## 取り組む問題
• a. 白馬村と母についての文章で、筆者は自分の白馬村好きに「年季が入っています」と言っています。文章に書かれている理由を説明してください。
• b. 白馬村と母についての文章を読み、次の問いに答えてください。
(i) 現在の五龍館の背後には何がありますか。
(ii) 母が他界したのは何年ですか。
(iii) 母が来ていたころの五龍館は、どんな位置にあるどんな旅館でしたか。
• c. 白馬村と母についての文章を、最後の文の後から書き進めてください。

## 学習用文章
----------------
仕事が一段落する昼前になると女将さんがおにぎりを握ってくれるので、母はそのおにぎりをリュックにつめて八方尾根スキー場へ滑りに行っていたとのこと。夕食の準備が始まる時間には旅館へ戻ってまた手伝いをしていたのでしょう。
そんな訳でボクも幼いころから白馬村へ連れて来られていて、ボクの白馬村好きは母から受け継いだ遺伝子に刻まれているので年季が入っています。
現在の五龍館(写真 1)。

今はこのように立派なたたずまい(写真中央よりやや右の大きな建物)で、背後が八方尾根スキー場。左にはジャンプ台が、その左上に五竜岳が見られます。五竜岳と五龍館。
母が来ていたころはもう少しスキー場に近い位置の小さな旅館で、半世紀以上前にボクが初めて五龍館を訪れたときの写真が残ってました。
母は2012年に他界しましたが、ボクが白馬村へ移住したことを知ったら相変わらずのアホさ加減に呆れつつも羨ましがるかもしれないですね。
----------------
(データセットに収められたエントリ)
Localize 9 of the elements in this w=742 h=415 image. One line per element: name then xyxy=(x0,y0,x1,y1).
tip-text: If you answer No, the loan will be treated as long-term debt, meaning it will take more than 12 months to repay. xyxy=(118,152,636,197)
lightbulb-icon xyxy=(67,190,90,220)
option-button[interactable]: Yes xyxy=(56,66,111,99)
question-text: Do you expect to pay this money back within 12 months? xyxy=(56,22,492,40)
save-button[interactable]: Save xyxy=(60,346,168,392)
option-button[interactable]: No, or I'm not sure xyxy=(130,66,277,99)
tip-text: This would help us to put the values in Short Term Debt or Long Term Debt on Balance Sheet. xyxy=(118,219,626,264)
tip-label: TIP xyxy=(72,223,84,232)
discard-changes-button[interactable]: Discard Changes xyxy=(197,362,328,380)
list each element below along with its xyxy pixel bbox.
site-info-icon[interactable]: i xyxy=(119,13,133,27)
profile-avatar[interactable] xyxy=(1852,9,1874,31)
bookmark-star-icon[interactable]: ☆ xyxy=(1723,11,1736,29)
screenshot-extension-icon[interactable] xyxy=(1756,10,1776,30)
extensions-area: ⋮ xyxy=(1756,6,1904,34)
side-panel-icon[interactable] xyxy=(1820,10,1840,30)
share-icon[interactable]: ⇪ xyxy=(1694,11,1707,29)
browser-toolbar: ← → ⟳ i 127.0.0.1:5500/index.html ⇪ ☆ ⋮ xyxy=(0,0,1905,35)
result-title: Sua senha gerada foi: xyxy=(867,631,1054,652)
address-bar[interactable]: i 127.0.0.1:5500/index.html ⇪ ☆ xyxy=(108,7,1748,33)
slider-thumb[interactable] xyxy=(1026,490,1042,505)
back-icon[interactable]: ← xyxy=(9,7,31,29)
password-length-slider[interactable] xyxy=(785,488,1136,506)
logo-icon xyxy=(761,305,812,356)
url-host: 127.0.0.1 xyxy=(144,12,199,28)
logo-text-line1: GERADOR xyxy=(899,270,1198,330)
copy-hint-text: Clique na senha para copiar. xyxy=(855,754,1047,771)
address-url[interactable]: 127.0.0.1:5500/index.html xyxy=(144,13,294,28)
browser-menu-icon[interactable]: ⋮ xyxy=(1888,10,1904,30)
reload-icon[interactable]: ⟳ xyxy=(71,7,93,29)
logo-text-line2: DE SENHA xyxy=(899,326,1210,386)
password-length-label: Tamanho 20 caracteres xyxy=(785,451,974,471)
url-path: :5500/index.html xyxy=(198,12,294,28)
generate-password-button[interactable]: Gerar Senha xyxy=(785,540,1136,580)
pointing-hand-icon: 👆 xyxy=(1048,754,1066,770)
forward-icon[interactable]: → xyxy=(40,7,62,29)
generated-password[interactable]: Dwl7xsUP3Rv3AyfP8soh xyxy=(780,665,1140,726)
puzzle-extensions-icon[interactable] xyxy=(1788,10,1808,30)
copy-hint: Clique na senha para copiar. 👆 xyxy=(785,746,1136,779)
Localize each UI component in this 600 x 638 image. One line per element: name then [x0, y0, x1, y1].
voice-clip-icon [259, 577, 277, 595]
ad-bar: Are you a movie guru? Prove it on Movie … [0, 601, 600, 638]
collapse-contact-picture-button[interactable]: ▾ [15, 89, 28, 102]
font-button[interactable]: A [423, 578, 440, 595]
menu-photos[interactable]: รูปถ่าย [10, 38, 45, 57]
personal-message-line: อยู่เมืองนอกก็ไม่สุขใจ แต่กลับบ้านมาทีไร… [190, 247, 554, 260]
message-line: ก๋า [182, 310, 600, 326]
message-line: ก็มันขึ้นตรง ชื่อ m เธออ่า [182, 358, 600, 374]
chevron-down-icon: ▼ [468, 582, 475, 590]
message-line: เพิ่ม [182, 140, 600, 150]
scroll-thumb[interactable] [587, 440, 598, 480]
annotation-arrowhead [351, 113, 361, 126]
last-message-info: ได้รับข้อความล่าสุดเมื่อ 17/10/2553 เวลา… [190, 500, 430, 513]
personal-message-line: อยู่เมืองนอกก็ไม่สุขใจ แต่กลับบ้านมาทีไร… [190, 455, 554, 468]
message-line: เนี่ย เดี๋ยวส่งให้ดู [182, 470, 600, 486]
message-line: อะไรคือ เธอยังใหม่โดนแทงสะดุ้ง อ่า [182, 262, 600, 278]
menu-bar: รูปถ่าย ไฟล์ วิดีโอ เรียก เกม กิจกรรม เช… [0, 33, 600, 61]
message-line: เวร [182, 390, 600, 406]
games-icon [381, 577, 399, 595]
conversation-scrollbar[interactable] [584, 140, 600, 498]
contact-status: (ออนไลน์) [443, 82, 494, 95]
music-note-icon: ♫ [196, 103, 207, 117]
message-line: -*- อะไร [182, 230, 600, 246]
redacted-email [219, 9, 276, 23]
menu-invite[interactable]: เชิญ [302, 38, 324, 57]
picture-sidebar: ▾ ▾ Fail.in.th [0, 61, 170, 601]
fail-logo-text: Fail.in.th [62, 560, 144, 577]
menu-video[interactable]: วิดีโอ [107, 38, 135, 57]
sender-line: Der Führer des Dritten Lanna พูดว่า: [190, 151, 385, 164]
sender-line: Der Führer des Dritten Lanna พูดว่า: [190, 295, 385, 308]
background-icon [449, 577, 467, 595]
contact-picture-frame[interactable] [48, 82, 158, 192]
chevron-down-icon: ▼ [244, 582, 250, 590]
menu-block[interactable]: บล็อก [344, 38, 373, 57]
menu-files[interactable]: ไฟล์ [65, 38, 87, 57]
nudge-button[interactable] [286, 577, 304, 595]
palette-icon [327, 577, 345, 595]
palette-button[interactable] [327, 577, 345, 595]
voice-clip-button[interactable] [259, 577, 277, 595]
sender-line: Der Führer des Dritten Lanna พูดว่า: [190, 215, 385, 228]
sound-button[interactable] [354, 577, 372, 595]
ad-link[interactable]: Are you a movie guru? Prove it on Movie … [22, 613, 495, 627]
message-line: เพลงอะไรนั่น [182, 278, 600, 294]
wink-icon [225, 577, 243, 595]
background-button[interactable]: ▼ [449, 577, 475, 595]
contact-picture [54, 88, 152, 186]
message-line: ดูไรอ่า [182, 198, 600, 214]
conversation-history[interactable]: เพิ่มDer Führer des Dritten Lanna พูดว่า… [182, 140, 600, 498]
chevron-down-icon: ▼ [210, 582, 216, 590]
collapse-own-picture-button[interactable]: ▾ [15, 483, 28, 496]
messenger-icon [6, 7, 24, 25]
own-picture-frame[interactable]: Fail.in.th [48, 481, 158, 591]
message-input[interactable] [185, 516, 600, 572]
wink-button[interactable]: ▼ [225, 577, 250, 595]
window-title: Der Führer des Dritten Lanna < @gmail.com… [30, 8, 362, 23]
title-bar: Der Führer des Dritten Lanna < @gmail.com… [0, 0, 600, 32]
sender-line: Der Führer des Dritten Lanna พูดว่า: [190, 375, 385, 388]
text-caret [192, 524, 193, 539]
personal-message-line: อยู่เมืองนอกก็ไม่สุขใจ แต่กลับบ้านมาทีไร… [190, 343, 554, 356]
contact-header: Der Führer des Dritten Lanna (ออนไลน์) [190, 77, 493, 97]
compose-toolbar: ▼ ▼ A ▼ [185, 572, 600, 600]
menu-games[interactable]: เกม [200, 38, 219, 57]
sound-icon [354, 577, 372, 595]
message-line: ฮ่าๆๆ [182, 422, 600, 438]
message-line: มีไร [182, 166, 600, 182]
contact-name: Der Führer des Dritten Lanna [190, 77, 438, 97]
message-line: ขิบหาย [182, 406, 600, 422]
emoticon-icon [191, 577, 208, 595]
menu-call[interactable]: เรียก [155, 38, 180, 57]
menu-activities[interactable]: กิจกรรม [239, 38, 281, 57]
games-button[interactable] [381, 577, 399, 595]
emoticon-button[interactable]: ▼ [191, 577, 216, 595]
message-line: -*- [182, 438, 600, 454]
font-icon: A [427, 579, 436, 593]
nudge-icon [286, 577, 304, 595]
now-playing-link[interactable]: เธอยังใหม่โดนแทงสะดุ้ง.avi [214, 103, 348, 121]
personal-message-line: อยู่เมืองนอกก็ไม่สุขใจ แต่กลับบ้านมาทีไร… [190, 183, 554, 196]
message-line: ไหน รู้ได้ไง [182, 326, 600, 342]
----------------
## 各問題の結果
• a. 幼いころから母に白馬村へ連れて来られていたからです。筆者は、白馬村好きが母から受け継いだ遺伝子に刻まれていると述べています。

• b.
(i) 八方尾根スキー場
(ii) 2012年
(iii) 今よりもう少しスキー場に近い位置にある小さな旅館

• c.
母が愛知県春日井市から汽車で白馬村へ来ていたころの白馬駅はまだ信濃四ッ谷駅という名前でした。信濃四ッ谷駅が白馬駅になったのは昭和43年10月1日のことです。
東京には中央線に信濃駅と四ッ谷駅が並んでいるので何かしら白馬村と関連があるのではと出版社の「0898(Oh!白馬)」氏に調べてもらったところ、信濃駅は信濃国(長野県)との関係が確認されましたが、四ッ谷駅は白馬村との関わりはなさそうでした。

母が学生時代に訪れていた昭和30年代前半の信濃四ッ谷駅と現在の白馬駅を比べても、迎えてくれるアルプスの姿は変わってないのでしょうね。改札を出たらこんな景色です(写真 2)。

そもそも白馬村が白馬村になったのは北城村と神城村が合併した昭和31年9月30日のことです。ということは白馬村ができたてホヤホヤのころから母はここへ来ていたことになり、今さらながらちょっと尊敬する。

それ以前から白馬の名前があったにはあったんですが、行政区名としては昭和29年6月1日に信濃四ッ谷駅周辺の地区が「四ッ谷区」から「白馬町」に改名したことに始まります。つまり白馬村の誕生よりも先に北城村内の四ッ谷区が白馬町になっていたんですね。
その経緯が笑えます。

松本駅から信濃大町駅まで汽車が走り出したのは大正5年のこと。
それから鉄道は徐々に延び、信濃四ッ谷駅(現在の白馬駅)まで開通したのは昭和7年でした。
しかし松本から新潟県の糸魚川まで結ばれるはずの未開通区間は戦争によって工事が中断してしまったんです。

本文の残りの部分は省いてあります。